▶

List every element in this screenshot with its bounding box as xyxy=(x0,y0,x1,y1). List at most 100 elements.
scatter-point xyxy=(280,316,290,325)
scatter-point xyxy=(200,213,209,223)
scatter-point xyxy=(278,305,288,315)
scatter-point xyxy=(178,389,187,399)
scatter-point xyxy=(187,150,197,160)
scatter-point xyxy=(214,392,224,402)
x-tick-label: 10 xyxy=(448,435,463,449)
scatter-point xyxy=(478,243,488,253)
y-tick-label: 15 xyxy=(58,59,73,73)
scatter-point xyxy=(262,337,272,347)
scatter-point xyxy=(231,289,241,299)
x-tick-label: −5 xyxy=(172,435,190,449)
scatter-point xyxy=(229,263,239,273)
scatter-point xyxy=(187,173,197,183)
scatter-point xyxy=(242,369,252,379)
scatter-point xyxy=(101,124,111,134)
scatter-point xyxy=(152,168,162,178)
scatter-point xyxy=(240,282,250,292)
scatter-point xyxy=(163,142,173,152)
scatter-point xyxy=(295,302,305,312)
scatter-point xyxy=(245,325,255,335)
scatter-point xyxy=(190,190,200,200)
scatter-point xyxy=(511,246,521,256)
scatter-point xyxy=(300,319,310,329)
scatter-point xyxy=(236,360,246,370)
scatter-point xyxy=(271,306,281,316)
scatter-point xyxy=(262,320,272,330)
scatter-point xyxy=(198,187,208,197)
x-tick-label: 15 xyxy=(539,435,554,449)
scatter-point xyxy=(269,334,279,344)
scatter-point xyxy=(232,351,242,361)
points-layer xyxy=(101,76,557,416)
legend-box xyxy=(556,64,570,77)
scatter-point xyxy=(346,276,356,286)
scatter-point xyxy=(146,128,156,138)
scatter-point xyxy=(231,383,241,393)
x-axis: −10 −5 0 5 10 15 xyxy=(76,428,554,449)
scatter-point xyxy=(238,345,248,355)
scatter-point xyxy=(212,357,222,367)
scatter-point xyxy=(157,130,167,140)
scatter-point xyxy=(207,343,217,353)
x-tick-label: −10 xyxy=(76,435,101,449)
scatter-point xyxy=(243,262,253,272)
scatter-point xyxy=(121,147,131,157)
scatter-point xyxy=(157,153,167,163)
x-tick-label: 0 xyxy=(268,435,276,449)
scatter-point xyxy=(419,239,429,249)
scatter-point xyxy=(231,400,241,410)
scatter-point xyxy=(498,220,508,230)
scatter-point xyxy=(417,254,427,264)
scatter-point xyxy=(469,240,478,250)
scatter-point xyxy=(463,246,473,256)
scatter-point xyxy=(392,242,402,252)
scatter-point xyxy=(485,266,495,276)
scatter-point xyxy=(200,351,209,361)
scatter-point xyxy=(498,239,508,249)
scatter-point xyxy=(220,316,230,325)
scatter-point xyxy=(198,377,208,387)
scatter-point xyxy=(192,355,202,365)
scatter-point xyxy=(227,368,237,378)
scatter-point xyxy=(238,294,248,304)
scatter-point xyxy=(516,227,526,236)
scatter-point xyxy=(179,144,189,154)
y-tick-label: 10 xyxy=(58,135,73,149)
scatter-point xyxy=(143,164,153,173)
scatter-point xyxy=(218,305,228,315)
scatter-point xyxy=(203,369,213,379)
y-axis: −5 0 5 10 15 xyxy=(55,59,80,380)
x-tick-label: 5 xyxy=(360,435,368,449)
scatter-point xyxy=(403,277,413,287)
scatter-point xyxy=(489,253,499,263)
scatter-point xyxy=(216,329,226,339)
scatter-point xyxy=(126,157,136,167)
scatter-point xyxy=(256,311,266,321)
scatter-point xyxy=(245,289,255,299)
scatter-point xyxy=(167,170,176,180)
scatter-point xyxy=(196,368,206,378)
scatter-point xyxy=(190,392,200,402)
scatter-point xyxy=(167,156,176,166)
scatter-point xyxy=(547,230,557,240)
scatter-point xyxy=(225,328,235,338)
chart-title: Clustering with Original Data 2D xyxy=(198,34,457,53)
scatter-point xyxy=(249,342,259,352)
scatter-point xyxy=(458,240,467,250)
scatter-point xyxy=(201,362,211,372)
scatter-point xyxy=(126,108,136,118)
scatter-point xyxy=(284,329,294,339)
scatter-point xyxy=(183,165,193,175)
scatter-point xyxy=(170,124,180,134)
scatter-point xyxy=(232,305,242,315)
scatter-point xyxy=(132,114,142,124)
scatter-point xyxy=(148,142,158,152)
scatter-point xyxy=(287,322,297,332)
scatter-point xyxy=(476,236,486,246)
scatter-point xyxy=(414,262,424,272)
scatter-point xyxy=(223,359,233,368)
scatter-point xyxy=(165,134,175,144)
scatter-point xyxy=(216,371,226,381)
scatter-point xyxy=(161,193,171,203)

◀

* [Short task]:
Give the material above as a Markdown table with two columns, No. and Line, with one row per line, numbered in order. Leave out any blank lines.

* [Answer for the task]:
| No. | Line |
|---|---|
| 1 | List every element in this screenshot with its bounding box as xyxy=(x0,y0,x1,y1). List at most 100 elements. |
| 2 | scatter-point xyxy=(280,316,290,325) |
| 3 | scatter-point xyxy=(200,213,209,223) |
| 4 | scatter-point xyxy=(278,305,288,315) |
| 5 | scatter-point xyxy=(178,389,187,399) |
| 6 | scatter-point xyxy=(187,150,197,160) |
| 7 | scatter-point xyxy=(214,392,224,402) |
| 8 | x-tick-label: 10 xyxy=(448,435,463,449) |
| 9 | scatter-point xyxy=(478,243,488,253) |
| 10 | y-tick-label: 15 xyxy=(58,59,73,73) |
| 11 | scatter-point xyxy=(262,337,272,347) |
| 12 | scatter-point xyxy=(231,289,241,299) |
| 13 | x-tick-label: −5 xyxy=(172,435,190,449) |
| 14 | scatter-point xyxy=(229,263,239,273) |
| 15 | scatter-point xyxy=(187,173,197,183) |
| 16 | scatter-point xyxy=(242,369,252,379) |
| 17 | scatter-point xyxy=(101,124,111,134) |
| 18 | scatter-point xyxy=(152,168,162,178) |
| 19 | scatter-point xyxy=(240,282,250,292) |
| 20 | scatter-point xyxy=(163,142,173,152) |
| 21 | scatter-point xyxy=(295,302,305,312) |
| 22 | scatter-point xyxy=(245,325,255,335) |
| 23 | scatter-point xyxy=(190,190,200,200) |
| 24 | scatter-point xyxy=(511,246,521,256) |
| 25 | scatter-point xyxy=(300,319,310,329) |
| 26 | scatter-point xyxy=(236,360,246,370) |
| 27 | scatter-point xyxy=(271,306,281,316) |
| 28 | scatter-point xyxy=(262,320,272,330) |
| 29 | scatter-point xyxy=(198,187,208,197) |
| 30 | x-tick-label: 15 xyxy=(539,435,554,449) |
| 31 | scatter-point xyxy=(269,334,279,344) |
| 32 | scatter-point xyxy=(232,351,242,361) |
| 33 | points-layer xyxy=(101,76,557,416) |
| 34 | legend-box xyxy=(556,64,570,77) |
| 35 | scatter-point xyxy=(346,276,356,286) |
| 36 | scatter-point xyxy=(146,128,156,138) |
| 37 | scatter-point xyxy=(231,383,241,393) |
| 38 | x-axis: −10 −5 0 5 10 15 xyxy=(76,428,554,449) |
| 39 | scatter-point xyxy=(238,345,248,355) |
| 40 | scatter-point xyxy=(212,357,222,367) |
| 41 | scatter-point xyxy=(157,130,167,140) |
| 42 | scatter-point xyxy=(207,343,217,353) |
| 43 | x-tick-label: −10 xyxy=(76,435,101,449) |
| 44 | scatter-point xyxy=(243,262,253,272) |
| 45 | scatter-point xyxy=(121,147,131,157) |
| 46 | scatter-point xyxy=(157,153,167,163) |
| 47 | x-tick-label: 0 xyxy=(268,435,276,449) |
| 48 | scatter-point xyxy=(419,239,429,249) |
| 49 | scatter-point xyxy=(231,400,241,410) |
| 50 | scatter-point xyxy=(498,220,508,230) |
| 51 | scatter-point xyxy=(417,254,427,264) |
| 52 | scatter-point xyxy=(469,240,478,250) |
| 53 | scatter-point xyxy=(463,246,473,256) |
| 54 | scatter-point xyxy=(392,242,402,252) |
| 55 | scatter-point xyxy=(485,266,495,276) |
| 56 | scatter-point xyxy=(200,351,209,361) |
| 57 | scatter-point xyxy=(498,239,508,249) |
| 58 | scatter-point xyxy=(220,316,230,325) |
| 59 | scatter-point xyxy=(198,377,208,387) |
| 60 | scatter-point xyxy=(192,355,202,365) |
| 61 | scatter-point xyxy=(227,368,237,378) |
| 62 | scatter-point xyxy=(238,294,248,304) |
| 63 | scatter-point xyxy=(516,227,526,236) |
| 64 | scatter-point xyxy=(179,144,189,154) |
| 65 | y-tick-label: 10 xyxy=(58,135,73,149) |
| 66 | scatter-point xyxy=(143,164,153,173) |
| 67 | scatter-point xyxy=(218,305,228,315) |
| 68 | scatter-point xyxy=(203,369,213,379) |
| 69 | y-axis: −5 0 5 10 15 xyxy=(55,59,80,380) |
| 70 | x-tick-label: 5 xyxy=(360,435,368,449) |
| 71 | scatter-point xyxy=(403,277,413,287) |
| 72 | scatter-point xyxy=(489,253,499,263) |
| 73 | scatter-point xyxy=(216,329,226,339) |
| 74 | scatter-point xyxy=(126,157,136,167) |
| 75 | scatter-point xyxy=(256,311,266,321) |
| 76 | scatter-point xyxy=(245,289,255,299) |
| 77 | scatter-point xyxy=(167,170,176,180) |
| 78 | scatter-point xyxy=(196,368,206,378) |
| 79 | scatter-point xyxy=(190,392,200,402) |
| 80 | scatter-point xyxy=(167,156,176,166) |
| 81 | scatter-point xyxy=(547,230,557,240) |
| 82 | scatter-point xyxy=(225,328,235,338) |
| 83 | chart-title: Clustering with Original Data 2D xyxy=(198,34,457,53) |
| 84 | scatter-point xyxy=(249,342,259,352) |
| 85 | scatter-point xyxy=(458,240,467,250) |
| 86 | scatter-point xyxy=(201,362,211,372) |
| 87 | scatter-point xyxy=(126,108,136,118) |
| 88 | scatter-point xyxy=(284,329,294,339) |
| 89 | scatter-point xyxy=(183,165,193,175) |
| 90 | scatter-point xyxy=(170,124,180,134) |
| 91 | scatter-point xyxy=(232,305,242,315) |
| 92 | scatter-point xyxy=(132,114,142,124) |
| 93 | scatter-point xyxy=(148,142,158,152) |
| 94 | scatter-point xyxy=(287,322,297,332) |
| 95 | scatter-point xyxy=(476,236,486,246) |
| 96 | scatter-point xyxy=(414,262,424,272) |
| 97 | scatter-point xyxy=(223,359,233,368) |
| 98 | scatter-point xyxy=(165,134,175,144) |
| 99 | scatter-point xyxy=(216,371,226,381) |
| 100 | scatter-point xyxy=(161,193,171,203) |